| TASK DETAILS |
Rewrite the items below, replacing every "Face Animator" with "Photo Animator" and leaving everything else unchanged. Leave the pictures out of your answer.

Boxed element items
start

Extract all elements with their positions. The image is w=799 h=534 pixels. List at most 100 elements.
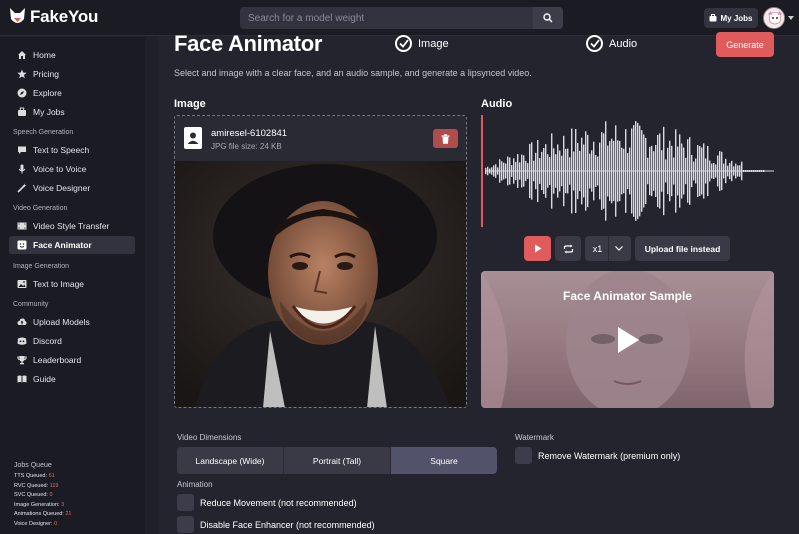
uploaded-face-photo: [175, 161, 466, 407]
microphone-icon: [18, 164, 26, 174]
reduce-movement-option[interactable]: Reduce Movement (not recommended): [177, 494, 357, 511]
book-icon: [17, 375, 27, 383]
loop-button[interactable]: [555, 236, 581, 261]
step-audio[interactable]: Audio: [586, 35, 637, 52]
message-icon: [18, 146, 26, 154]
image-dropzone[interactable]: amiresel-6102841 JPG file size: 24 KB: [174, 115, 467, 408]
audio-heading: Audio: [481, 98, 513, 110]
speed-value: x1: [592, 243, 603, 254]
step-image-label: Image: [418, 37, 449, 50]
sidebar-item-video-style-transfer[interactable]: Video Style Transfer: [9, 217, 135, 235]
disable-enhancer-label: Disable Face Enhancer (not recommended): [200, 519, 375, 530]
sidebar-item-guide[interactable]: Guide: [9, 370, 135, 388]
file-size: JPG file size: 24 KB: [211, 142, 282, 151]
play-icon: [534, 244, 541, 253]
jq-row: RVC Queued: 119: [14, 482, 59, 489]
trophy-icon: [17, 356, 27, 365]
remove-watermark-label: Remove Watermark (premium only): [538, 450, 681, 461]
section-community: Community: [13, 301, 49, 308]
file-info-bar: amiresel-6102841 JPG file size: 24 KB: [175, 116, 466, 161]
sidebar-item-my-jobs[interactable]: My Jobs: [9, 103, 135, 121]
avatar-image-icon: [764, 8, 784, 28]
reduce-movement-label: Reduce Movement (not recommended): [200, 497, 357, 508]
wand-icon: [17, 183, 27, 193]
waveform-bars: [485, 121, 774, 221]
jq-row: Image Generation: 3: [14, 501, 65, 508]
reduce-movement-checkbox[interactable]: [177, 494, 194, 511]
cloud-upload-icon: [17, 318, 27, 325]
page-subtitle: Select and image with a clear face, and …: [174, 68, 532, 78]
jq-row: SVC Queued: 0: [14, 492, 53, 498]
search-button[interactable]: [533, 7, 563, 29]
content-gutter: [145, 37, 159, 534]
playhead-marker: [481, 115, 483, 227]
step-image[interactable]: Image: [395, 35, 449, 52]
page-title: Face Animator: [174, 31, 323, 56]
my-jobs-button[interactable]: My Jobs: [704, 8, 758, 28]
sidebar-item-home[interactable]: Home: [9, 46, 135, 64]
brand-logo[interactable]: FakeYou: [9, 7, 98, 27]
avatar[interactable]: [763, 7, 785, 29]
jobs-queue-title: Jobs Queue: [14, 462, 52, 469]
play-icon[interactable]: [616, 326, 640, 354]
dimensions-label: Video Dimensions: [177, 433, 242, 442]
audio-waveform[interactable]: [481, 115, 774, 227]
speed-select[interactable]: x1: [585, 236, 631, 261]
disable-enhancer-checkbox[interactable]: [177, 516, 194, 533]
face-icon: [17, 240, 27, 250]
star-icon: [17, 69, 27, 79]
sidebar-item-pricing[interactable]: Pricing: [9, 65, 135, 83]
sample-video[interactable]: Face Animator Sample: [481, 271, 774, 408]
compass-icon: [17, 88, 27, 98]
upload-file-button[interactable]: Upload file instead: [635, 236, 730, 261]
fox-logo-icon: [10, 8, 25, 23]
section-speech: Speech Generation: [13, 129, 74, 136]
dimension-selector: Landscape (Wide) Portrait (Tall) Square: [177, 447, 497, 474]
disable-enhancer-option[interactable]: Disable Face Enhancer (not recommended): [177, 516, 375, 533]
jobs-queue: Jobs Queue TTS Queued: 61 RVC Queued: 11…: [14, 462, 72, 529]
animation-label: Animation: [177, 480, 213, 489]
search-icon: [543, 13, 553, 23]
file-name: amiresel-6102841: [211, 128, 288, 139]
search-bar: [240, 7, 563, 29]
image-icon: [17, 280, 27, 288]
image-heading: Image: [174, 98, 206, 110]
sidebar-item-text-to-speech[interactable]: Text to Speech: [9, 141, 135, 159]
sidebar-item-upload-models[interactable]: Upload Models: [9, 313, 135, 331]
brand-name: FakeYou: [30, 7, 99, 26]
dimension-portrait[interactable]: Portrait (Tall): [284, 447, 391, 474]
top-bar: FakeYou My Jobs: [0, 0, 799, 36]
generate-button[interactable]: Generate: [716, 32, 774, 57]
sidebar-item-text-to-image[interactable]: Text to Image: [9, 275, 135, 293]
my-jobs-label: My Jobs: [720, 13, 753, 23]
remove-watermark-option[interactable]: Remove Watermark (premium only): [515, 447, 680, 464]
jq-row: Animations Queued: 21: [14, 511, 72, 517]
check-icon: [586, 35, 603, 52]
waveform-baseline: [485, 170, 774, 172]
step-audio-label: Audio: [609, 37, 638, 50]
sidebar-item-voice-designer[interactable]: Voice Designer: [9, 179, 135, 197]
play-button[interactable]: [524, 236, 551, 261]
sample-title: Face Animator Sample: [563, 289, 692, 303]
home-icon: [18, 51, 26, 59]
section-image: Image Generation: [13, 263, 70, 270]
remove-watermark-checkbox[interactable]: [515, 447, 532, 464]
jobs-icon: [18, 107, 26, 116]
sidebar-item-face-animator[interactable]: Face Animator: [9, 236, 135, 254]
sidebar-item-discord[interactable]: Discord: [9, 332, 135, 350]
dimension-square[interactable]: Square: [391, 447, 497, 474]
search-input[interactable]: [240, 7, 533, 29]
dimension-landscape[interactable]: Landscape (Wide): [177, 447, 284, 474]
repeat-icon: [563, 244, 573, 253]
sidebar-item-leaderboard[interactable]: Leaderboard: [9, 351, 135, 369]
chevron-down-icon: [615, 246, 624, 251]
sidebar-item-voice-to-voice[interactable]: Voice to Voice: [9, 160, 135, 178]
discord-icon: [17, 337, 27, 345]
jobs-icon: [709, 14, 717, 22]
jq-row: Voice Designer: 0: [14, 520, 58, 527]
watermark-label: Watermark: [515, 433, 554, 442]
delete-file-button[interactable]: [433, 129, 458, 148]
sidebar-item-explore[interactable]: Explore: [9, 84, 135, 102]
jq-row: TTS Queued: 61: [14, 473, 55, 479]
chevron-down-icon[interactable]: [788, 16, 794, 20]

end

| EXPECTED ANSWER |
Extract all elements with their positions. The image is w=799 h=534 pixels. List at most 100 elements.
uploaded-face-photo: [175, 161, 466, 407]
microphone-icon: [18, 164, 26, 174]
reduce-movement-option[interactable]: Reduce Movement (not recommended): [177, 494, 357, 511]
book-icon: [17, 375, 27, 383]
loop-button[interactable]: [555, 236, 581, 261]
step-audio[interactable]: Audio: [586, 35, 637, 52]
message-icon: [18, 146, 26, 154]
image-dropzone[interactable]: amiresel-6102841 JPG file size: 24 KB: [174, 115, 467, 408]
audio-heading: Audio: [481, 98, 513, 110]
speed-value: x1: [592, 243, 603, 254]
step-image-label: Image: [418, 37, 449, 50]
sidebar-item-video-style-transfer[interactable]: Video Style Transfer: [9, 217, 135, 235]
disable-enhancer-label: Disable Face Enhancer (not recommended): [200, 519, 375, 530]
sidebar-item-guide[interactable]: Guide: [9, 370, 135, 388]
file-size: JPG file size: 24 KB: [211, 142, 282, 151]
play-icon: [534, 244, 541, 253]
jq-row: RVC Queued: 119: [14, 482, 59, 489]
trophy-icon: [17, 356, 27, 365]
remove-watermark-label: Remove Watermark (premium only): [538, 450, 681, 461]
section-community: Community: [13, 301, 49, 308]
file-info-bar: amiresel-6102841 JPG file size: 24 KB: [175, 116, 466, 161]
sidebar-item-my-jobs[interactable]: My Jobs: [9, 103, 135, 121]
avatar-image-icon: [764, 8, 784, 28]
reduce-movement-label: Reduce Movement (not recommended): [200, 497, 357, 508]
wand-icon: [17, 183, 27, 193]
waveform-bars: [485, 121, 774, 221]
jq-row: Image Generation: 3: [14, 501, 65, 508]
reduce-movement-checkbox[interactable]: [177, 494, 194, 511]
cloud-upload-icon: [17, 318, 27, 325]
page-subtitle: Select and image with a clear face, and …: [174, 68, 532, 78]
jq-row: SVC Queued: 0: [14, 492, 53, 498]
search-button[interactable]: [533, 7, 563, 29]
content-gutter: [145, 37, 159, 534]
playhead-marker: [481, 115, 483, 227]
step-image[interactable]: Image: [395, 35, 449, 52]
page-title: Photo Animator: [174, 31, 323, 56]
my-jobs-button[interactable]: My Jobs: [704, 8, 758, 28]
sidebar-item-home[interactable]: Home: [9, 46, 135, 64]
brand-logo[interactable]: FakeYou: [9, 7, 98, 27]
avatar[interactable]: [763, 7, 785, 29]
jobs-queue-title: Jobs Queue: [14, 462, 52, 469]
play-icon[interactable]: [616, 326, 640, 354]
dimensions-label: Video Dimensions: [177, 433, 242, 442]
audio-waveform[interactable]: [481, 115, 774, 227]
speed-select[interactable]: x1: [585, 236, 631, 261]
disable-enhancer-checkbox[interactable]: [177, 516, 194, 533]
face-icon: [17, 240, 27, 250]
star-icon: [17, 69, 27, 79]
sidebar-item-pricing[interactable]: Pricing: [9, 65, 135, 83]
sample-video[interactable]: Photo Animator Sample: [481, 271, 774, 408]
compass-icon: [17, 88, 27, 98]
upload-file-button[interactable]: Upload file instead: [635, 236, 730, 261]
fox-logo-icon: [10, 8, 25, 23]
section-speech: Speech Generation: [13, 129, 74, 136]
dimension-selector: Landscape (Wide) Portrait (Tall) Square: [177, 447, 497, 474]
disable-enhancer-option[interactable]: Disable Face Enhancer (not recommended): [177, 516, 375, 533]
jobs-queue: Jobs Queue TTS Queued: 61 RVC Queued: 11…: [14, 462, 72, 529]
animation-label: Animation: [177, 480, 213, 489]
search-icon: [543, 13, 553, 23]
file-name: amiresel-6102841: [211, 128, 288, 139]
search-bar: [240, 7, 563, 29]
image-icon: [17, 280, 27, 288]
image-heading: Image: [174, 98, 206, 110]
sidebar-item-text-to-speech[interactable]: Text to Speech: [9, 141, 135, 159]
sidebar-item-upload-models[interactable]: Upload Models: [9, 313, 135, 331]
brand-name: FakeYou: [30, 7, 99, 26]
dimension-portrait[interactable]: Portrait (Tall): [284, 447, 391, 474]
top-bar: FakeYou My Jobs: [0, 0, 799, 36]
generate-button[interactable]: Generate: [716, 32, 774, 57]
sidebar-item-text-to-image[interactable]: Text to Image: [9, 275, 135, 293]
my-jobs-label: My Jobs: [720, 13, 753, 23]
remove-watermark-option[interactable]: Remove Watermark (premium only): [515, 447, 680, 464]
jq-row: Animations Queued: 21: [14, 511, 72, 517]
check-icon: [586, 35, 603, 52]
waveform-baseline: [485, 170, 774, 172]
step-audio-label: Audio: [609, 37, 638, 50]
sidebar-item-voice-designer[interactable]: Voice Designer: [9, 179, 135, 197]
play-button[interactable]: [524, 236, 551, 261]
sample-title: Photo Animator Sample: [563, 289, 692, 303]
home-icon: [18, 51, 26, 59]
section-image: Image Generation: [13, 263, 70, 270]
remove-watermark-checkbox[interactable]: [515, 447, 532, 464]
jobs-icon: [18, 107, 26, 116]
sidebar-item-face-animator[interactable]: Photo Animator: [9, 236, 135, 254]
sidebar-item-discord[interactable]: Discord: [9, 332, 135, 350]
dimension-square[interactable]: Square: [391, 447, 497, 474]
search-input[interactable]: [240, 7, 533, 29]
dimension-landscape[interactable]: Landscape (Wide): [177, 447, 284, 474]
repeat-icon: [563, 244, 573, 253]
sidebar-item-leaderboard[interactable]: Leaderboard: [9, 351, 135, 369]
chevron-down-icon: [615, 246, 624, 251]
sidebar-item-voice-to-voice[interactable]: Voice to Voice: [9, 160, 135, 178]
discord-icon: [17, 337, 27, 345]
jobs-icon: [709, 14, 717, 22]
jq-row: Voice Designer: 0: [14, 520, 58, 527]
watermark-label: Watermark: [515, 433, 554, 442]
delete-file-button[interactable]: [433, 129, 458, 148]
sidebar-item-explore[interactable]: Explore: [9, 84, 135, 102]
jq-row: TTS Queued: 61: [14, 473, 55, 479]
chevron-down-icon[interactable]: [788, 16, 794, 20]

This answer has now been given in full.